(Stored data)

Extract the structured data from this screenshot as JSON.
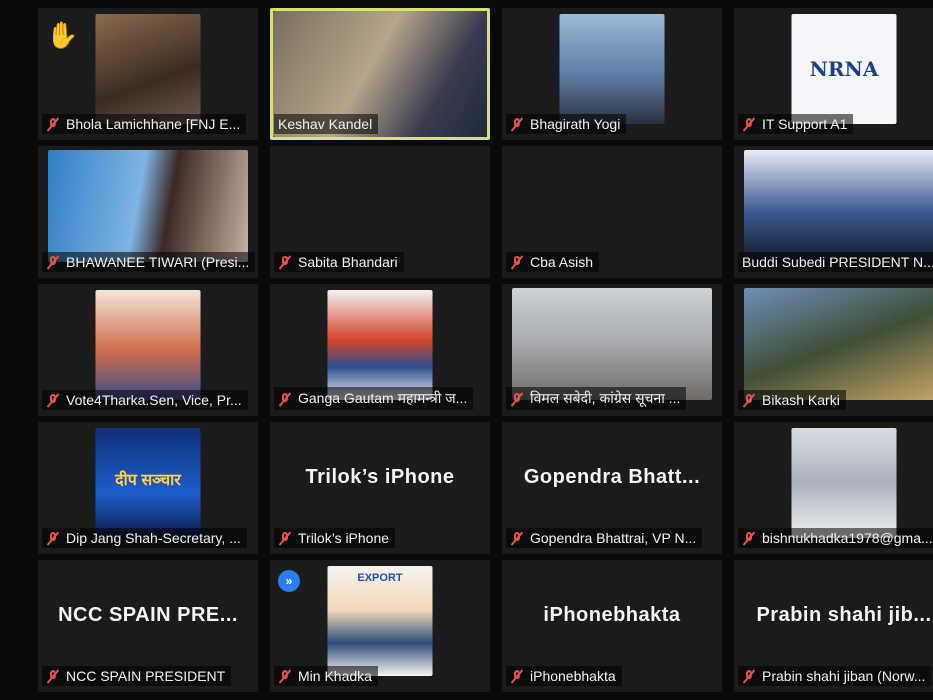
{
  "tiles": [
    {
      "name": "Bhola Lamichhane [FNJ E...",
      "type": "photo",
      "raised_hand": true
    },
    {
      "name": "Keshav Kandel",
      "type": "video",
      "active": true
    },
    {
      "name": "Bhagirath Yogi",
      "type": "photo"
    },
    {
      "name": "IT Support A1",
      "type": "logo",
      "logo_text": "NRNA"
    },
    {
      "name": "BHAWANEE TIWARI (Presi...",
      "type": "photo"
    },
    {
      "name": "Sabita Bhandari",
      "type": "dark"
    },
    {
      "name": "Cba Asish",
      "type": "dark"
    },
    {
      "name": "Buddi Subedi PRESIDENT  N...",
      "type": "photo"
    },
    {
      "name": "Vote4Tharka.Sen, Vice, Pr...",
      "type": "photo"
    },
    {
      "name": "Ganga Gautam महामन्त्री ज...",
      "type": "photo"
    },
    {
      "name": "विमल सबेदी,  कांग्रेस सूचना ...",
      "type": "photo"
    },
    {
      "name": "Bikash Karki",
      "type": "photo"
    },
    {
      "name": "Dip Jang Shah-Secretary, ...",
      "type": "photo",
      "overlay_text": "दीप सञ्चार"
    },
    {
      "name": "Trilok’s iPhone",
      "type": "name",
      "big_name": "Trilok’s iPhone"
    },
    {
      "name": "Gopendra Bhattrai, VP N...",
      "type": "name",
      "big_name": "Gopendra  Bhatt..."
    },
    {
      "name": "bishnukhadka1978@gma...",
      "type": "photo"
    },
    {
      "name": "NCC SPAIN PRESIDENT",
      "type": "name",
      "big_name": "NCC  SPAIN  PRE..."
    },
    {
      "name": "Min Khadka",
      "type": "photo",
      "overlay_text": "EXPORT",
      "badge": "»"
    },
    {
      "name": "iPhonebhakta",
      "type": "name",
      "big_name": "iPhonebhakta"
    },
    {
      "name": "Prabin shahi jiban (Norw...",
      "type": "name",
      "big_name": "Prabin shahi jib..."
    }
  ],
  "icons": {
    "muted": "microphone-muted-icon",
    "hand": "raised-hand-icon",
    "ff": "fast-forward-badge-icon"
  },
  "colors": {
    "active_border": "#d8e36a",
    "muted_red": "#e5534b",
    "tile_bg": "#1b1b1c"
  }
}
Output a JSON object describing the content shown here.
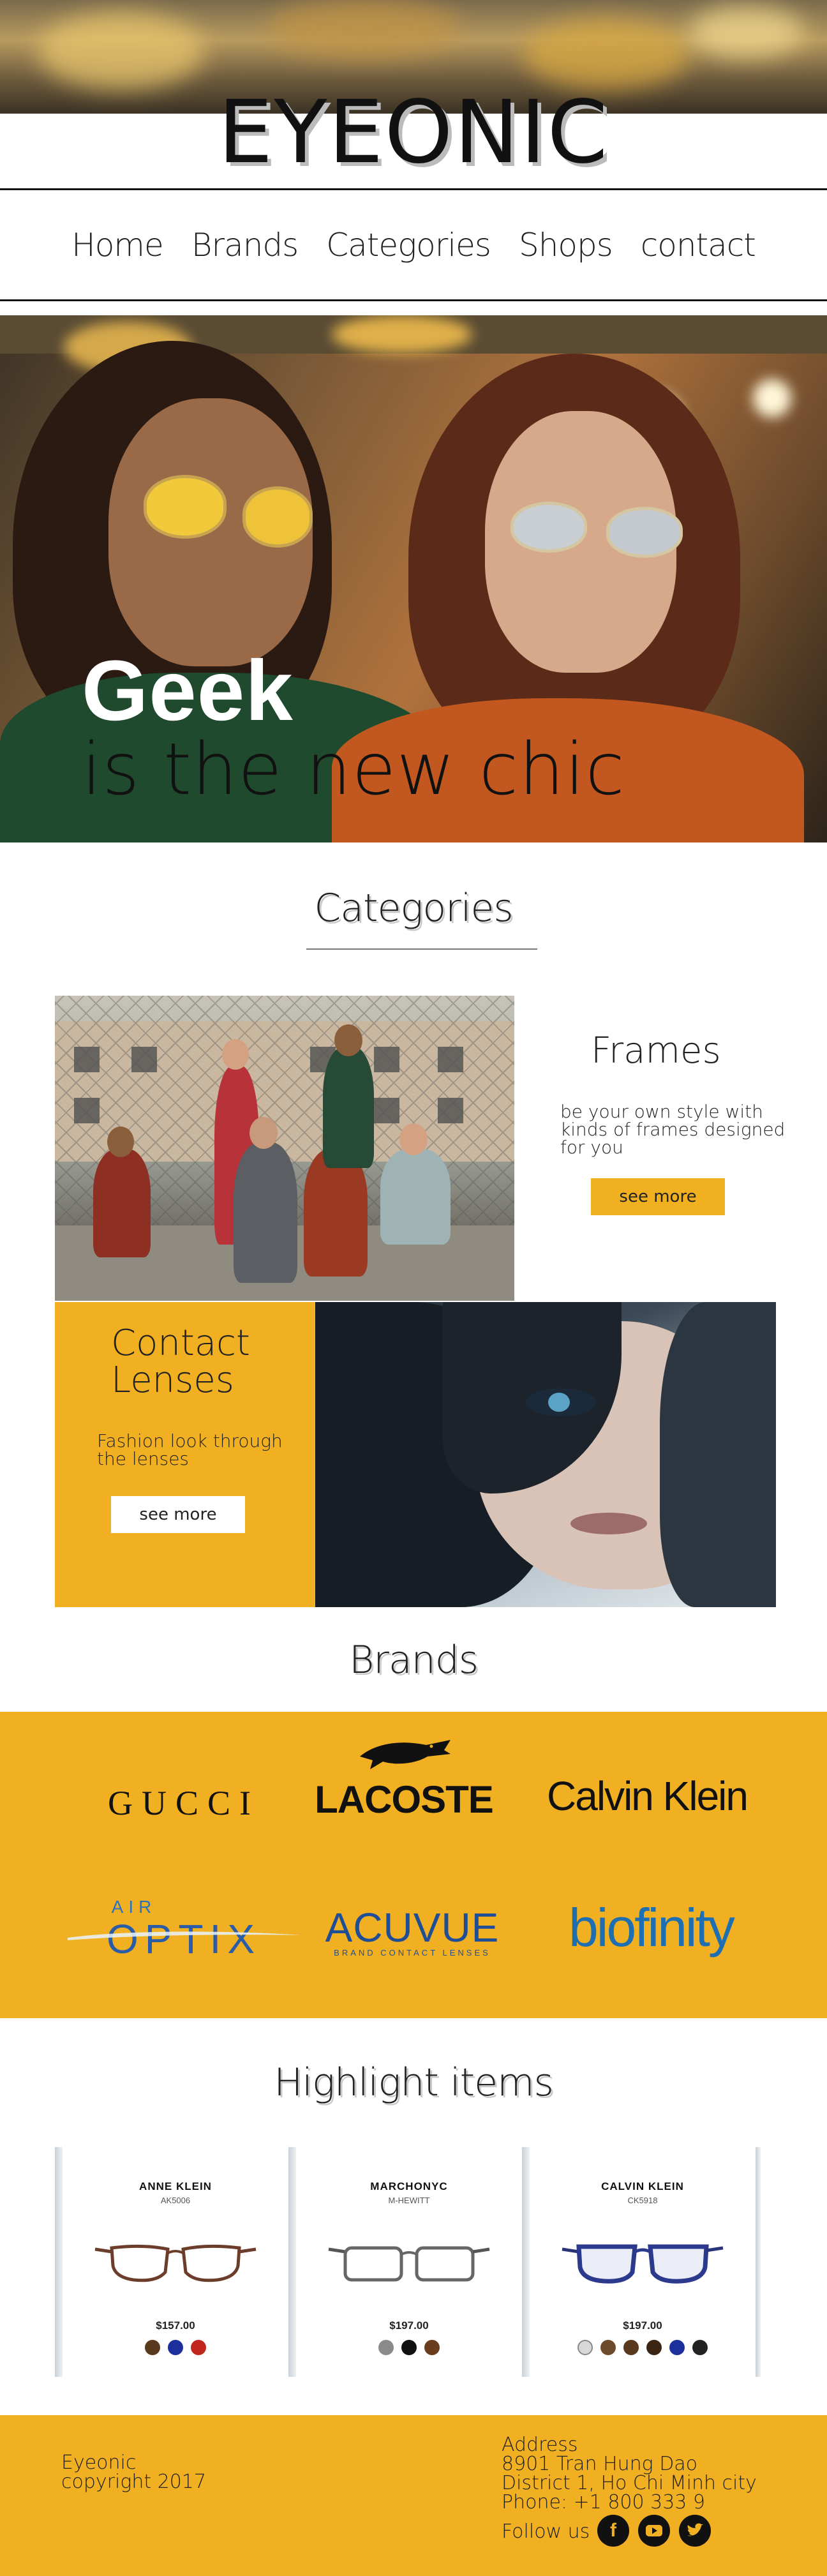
{
  "site": {
    "logo": "EYEONIC"
  },
  "nav": {
    "items": [
      "Home",
      "Brands",
      "Categories",
      "Shops",
      "contact"
    ]
  },
  "hero": {
    "title": "Geek",
    "subtitle": "is the new chic"
  },
  "categories": {
    "heading": "Categories",
    "frames": {
      "title": "Frames",
      "description": "be your own style with kinds of frames designed for you",
      "button": "see more"
    },
    "lenses": {
      "title_line1": "Contact",
      "title_line2": "Lenses",
      "description": "Fashion look through the lenses",
      "button": "see more"
    }
  },
  "brands": {
    "heading": "Brands",
    "logos": {
      "gucci": "GUCCI",
      "lacoste": "LACOSTE",
      "calvin_klein": "Calvin Klein",
      "air_optix_top": "AIR",
      "air_optix": "OPTIX",
      "acuvue": "ACUVUE",
      "acuvue_sub": "BRAND CONTACT LENSES",
      "biofinity": "biofinity"
    }
  },
  "highlights": {
    "heading": "Highlight items",
    "items": [
      {
        "brand": "ANNE KLEIN",
        "model": "AK5006",
        "price": "$157.00",
        "swatches": [
          "#5a3a1e",
          "#1d2f9c",
          "#c0261e"
        ]
      },
      {
        "brand": "MARCHONYC",
        "model": "M-HEWITT",
        "price": "$197.00",
        "swatches": [
          "#8a8a8a",
          "#111111",
          "#6b3d1f"
        ]
      },
      {
        "brand": "CALVIN KLEIN",
        "model": "CK5918",
        "price": "$197.00",
        "swatches": [
          "#d8d8d8",
          "#6b4b2b",
          "#5a3a1e",
          "#3a2414",
          "#1d2f9c",
          "#222222"
        ]
      }
    ]
  },
  "footer": {
    "company": "Eyeonic",
    "copyright": "copyright 2017",
    "address_label": "Address",
    "address_line1": "8901 Tran Hung Dao",
    "address_line2": "District 1, Ho Chi Minh city",
    "phone": "Phone: +1 800 333 9",
    "follow": "Follow us",
    "social": [
      "facebook",
      "youtube",
      "twitter"
    ]
  },
  "colors": {
    "accent": "#f1b022",
    "text": "#222222",
    "brand_blue": "#1d6fb2"
  }
}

■ Required work
Exclude the pictures and transcribe all of the entries exactly.

■ Solution to the problem
Extract the structured data from this screenshot as JSON.
{
  "tiles": [
    {
      "name": "Bhola Lamichhane [FNJ E...",
      "type": "photo",
      "raised_hand": true
    },
    {
      "name": "Keshav Kandel",
      "type": "video",
      "active": true
    },
    {
      "name": "Bhagirath Yogi",
      "type": "photo"
    },
    {
      "name": "IT Support A1",
      "type": "logo",
      "logo_text": "NRNA"
    },
    {
      "name": "BHAWANEE TIWARI (Presi...",
      "type": "photo"
    },
    {
      "name": "Sabita Bhandari",
      "type": "dark"
    },
    {
      "name": "Cba Asish",
      "type": "dark"
    },
    {
      "name": "Buddi Subedi PRESIDENT  N...",
      "type": "photo"
    },
    {
      "name": "Vote4Tharka.Sen, Vice, Pr...",
      "type": "photo"
    },
    {
      "name": "Ganga Gautam महामन्त्री ज...",
      "type": "photo"
    },
    {
      "name": "विमल सबेदी,  कांग्रेस सूचना ...",
      "type": "photo"
    },
    {
      "name": "Bikash Karki",
      "type": "photo"
    },
    {
      "name": "Dip Jang Shah-Secretary, ...",
      "type": "photo",
      "overlay_text": "दीप सञ्चार"
    },
    {
      "name": "Trilok’s iPhone",
      "type": "name",
      "big_name": "Trilok’s iPhone"
    },
    {
      "name": "Gopendra Bhattrai, VP N...",
      "type": "name",
      "big_name": "Gopendra  Bhatt..."
    },
    {
      "name": "bishnukhadka1978@gma...",
      "type": "photo"
    },
    {
      "name": "NCC SPAIN PRESIDENT",
      "type": "name",
      "big_name": "NCC  SPAIN  PRE..."
    },
    {
      "name": "Min Khadka",
      "type": "photo",
      "overlay_text": "EXPORT",
      "badge": "»"
    },
    {
      "name": "iPhonebhakta",
      "type": "name",
      "big_name": "iPhonebhakta"
    },
    {
      "name": "Prabin shahi jiban (Norw...",
      "type": "name",
      "big_name": "Prabin shahi jib..."
    }
  ],
  "icons": {
    "muted": "microphone-muted-icon",
    "hand": "raised-hand-icon",
    "ff": "fast-forward-badge-icon"
  },
  "colors": {
    "active_border": "#d8e36a",
    "muted_red": "#e5534b",
    "tile_bg": "#1b1b1c"
  }
}
Output a JSON object describing the content shown here.
{
  "site": {
    "logo": "EYEONIC"
  },
  "nav": {
    "items": [
      "Home",
      "Brands",
      "Categories",
      "Shops",
      "contact"
    ]
  },
  "hero": {
    "title": "Geek",
    "subtitle": "is the new chic"
  },
  "categories": {
    "heading": "Categories",
    "frames": {
      "title": "Frames",
      "description": "be your own style with kinds of frames designed for you",
      "button": "see more"
    },
    "lenses": {
      "title_line1": "Contact",
      "title_line2": "Lenses",
      "description": "Fashion look through the lenses",
      "button": "see more"
    }
  },
  "brands": {
    "heading": "Brands",
    "logos": {
      "gucci": "GUCCI",
      "lacoste": "LACOSTE",
      "calvin_klein": "Calvin Klein",
      "air_optix_top": "AIR",
      "air_optix": "OPTIX",
      "acuvue": "ACUVUE",
      "acuvue_sub": "BRAND CONTACT LENSES",
      "biofinity": "biofinity"
    }
  },
  "highlights": {
    "heading": "Highlight items",
    "items": [
      {
        "brand": "ANNE KLEIN",
        "model": "AK5006",
        "price": "$157.00",
        "swatches": [
          "#5a3a1e",
          "#1d2f9c",
          "#c0261e"
        ]
      },
      {
        "brand": "MARCHONYC",
        "model": "M-HEWITT",
        "price": "$197.00",
        "swatches": [
          "#8a8a8a",
          "#111111",
          "#6b3d1f"
        ]
      },
      {
        "brand": "CALVIN KLEIN",
        "model": "CK5918",
        "price": "$197.00",
        "swatches": [
          "#d8d8d8",
          "#6b4b2b",
          "#5a3a1e",
          "#3a2414",
          "#1d2f9c",
          "#222222"
        ]
      }
    ]
  },
  "footer": {
    "company": "Eyeonic",
    "copyright": "copyright 2017",
    "address_label": "Address",
    "address_line1": "8901 Tran Hung Dao",
    "address_line2": "District 1, Ho Chi Minh city",
    "phone": "Phone: +1 800 333 9",
    "follow": "Follow us",
    "social": [
      "facebook",
      "youtube",
      "twitter"
    ]
  },
  "colors": {
    "accent": "#f1b022",
    "text": "#222222",
    "brand_blue": "#1d6fb2"
  }
}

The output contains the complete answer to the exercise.